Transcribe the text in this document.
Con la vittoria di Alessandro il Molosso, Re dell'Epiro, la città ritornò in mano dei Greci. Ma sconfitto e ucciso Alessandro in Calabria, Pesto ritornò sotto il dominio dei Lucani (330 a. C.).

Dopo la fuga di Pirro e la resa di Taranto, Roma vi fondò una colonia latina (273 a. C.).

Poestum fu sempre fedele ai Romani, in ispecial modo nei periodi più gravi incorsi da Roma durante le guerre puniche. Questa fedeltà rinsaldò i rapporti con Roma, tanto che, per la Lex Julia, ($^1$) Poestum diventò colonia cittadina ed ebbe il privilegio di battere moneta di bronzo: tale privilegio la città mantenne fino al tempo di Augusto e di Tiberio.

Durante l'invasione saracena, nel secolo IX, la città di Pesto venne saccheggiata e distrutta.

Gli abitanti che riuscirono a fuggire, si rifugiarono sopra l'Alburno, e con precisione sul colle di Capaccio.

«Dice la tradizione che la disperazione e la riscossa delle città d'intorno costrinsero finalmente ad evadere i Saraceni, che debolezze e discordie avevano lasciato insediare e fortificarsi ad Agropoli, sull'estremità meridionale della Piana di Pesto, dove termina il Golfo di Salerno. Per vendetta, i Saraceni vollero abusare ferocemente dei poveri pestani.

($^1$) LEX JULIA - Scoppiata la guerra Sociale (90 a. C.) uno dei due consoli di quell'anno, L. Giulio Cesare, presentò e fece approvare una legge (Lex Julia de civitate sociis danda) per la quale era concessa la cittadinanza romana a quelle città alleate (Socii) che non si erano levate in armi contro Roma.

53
◇ ◇ ◇ ◇
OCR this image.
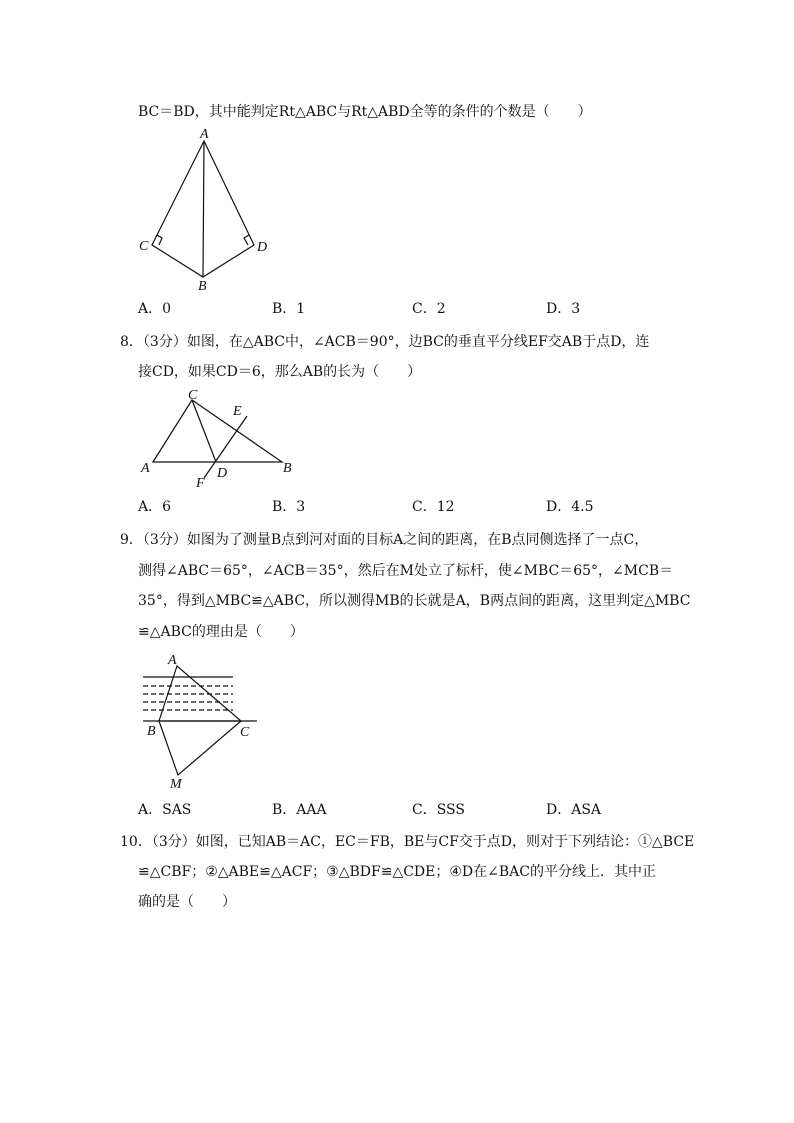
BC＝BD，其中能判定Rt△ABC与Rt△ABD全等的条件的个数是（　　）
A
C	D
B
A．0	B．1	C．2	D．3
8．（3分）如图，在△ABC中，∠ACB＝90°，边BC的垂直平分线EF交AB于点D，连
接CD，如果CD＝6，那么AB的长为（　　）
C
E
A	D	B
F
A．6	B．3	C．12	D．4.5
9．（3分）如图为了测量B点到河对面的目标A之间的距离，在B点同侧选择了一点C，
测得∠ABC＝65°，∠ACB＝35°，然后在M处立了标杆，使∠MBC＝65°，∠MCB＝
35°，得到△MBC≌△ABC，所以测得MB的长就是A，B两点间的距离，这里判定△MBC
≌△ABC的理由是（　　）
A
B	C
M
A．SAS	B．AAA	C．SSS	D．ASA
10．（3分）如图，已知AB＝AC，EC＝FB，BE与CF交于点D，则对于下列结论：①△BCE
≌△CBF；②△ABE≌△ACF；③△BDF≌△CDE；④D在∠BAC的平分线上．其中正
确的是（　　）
◇ ◇ ◇ ◇
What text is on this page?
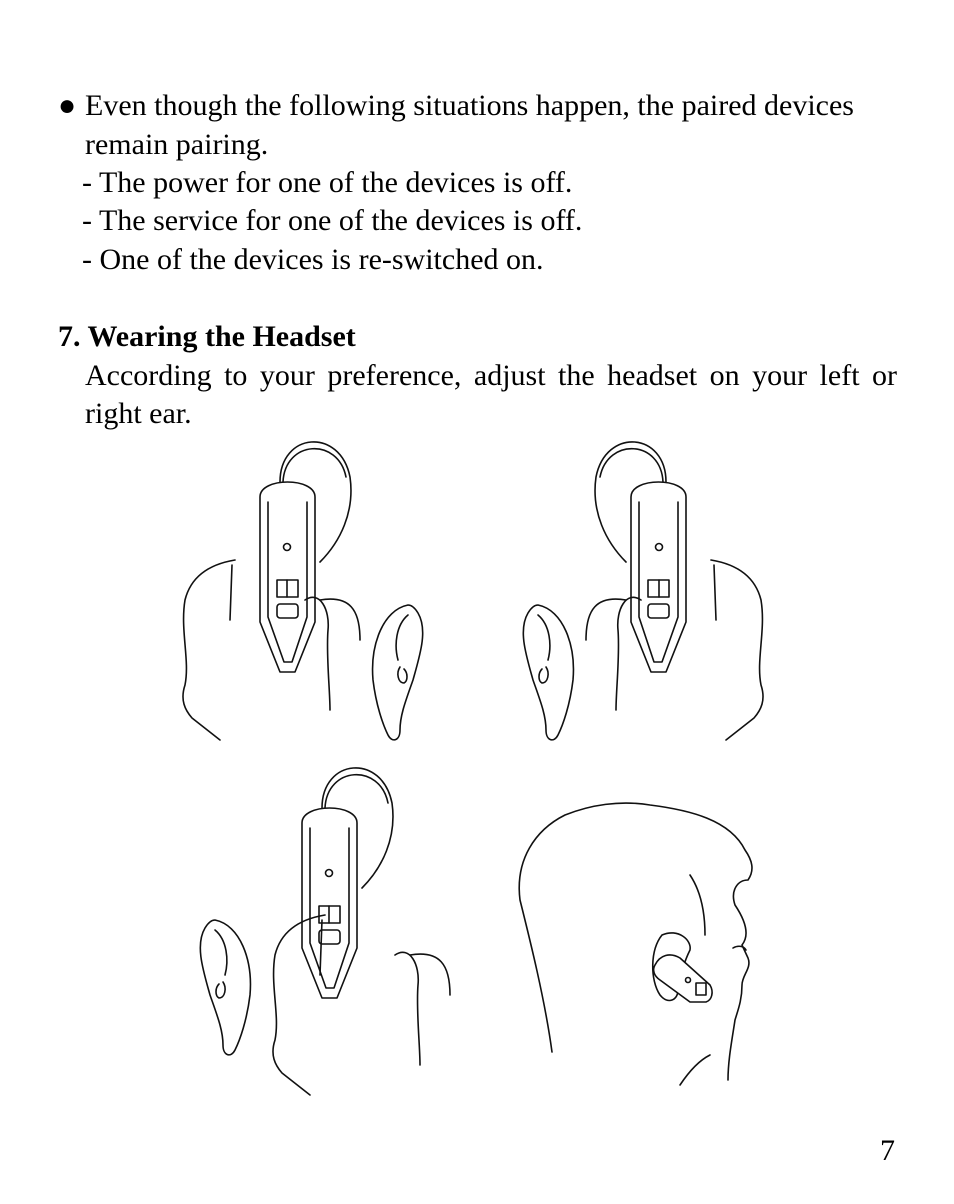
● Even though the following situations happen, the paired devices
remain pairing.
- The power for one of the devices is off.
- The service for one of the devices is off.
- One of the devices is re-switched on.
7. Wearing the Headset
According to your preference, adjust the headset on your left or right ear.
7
◇ ◇ ◇ ◇
* Challenge
Pull every line containing "devices" from the data.

* Exercise output
● Even though the following situations happen, the paired devices
- The power for one of the devices is off.
- The service for one of the devices is off.
- One of the devices is re-switched on.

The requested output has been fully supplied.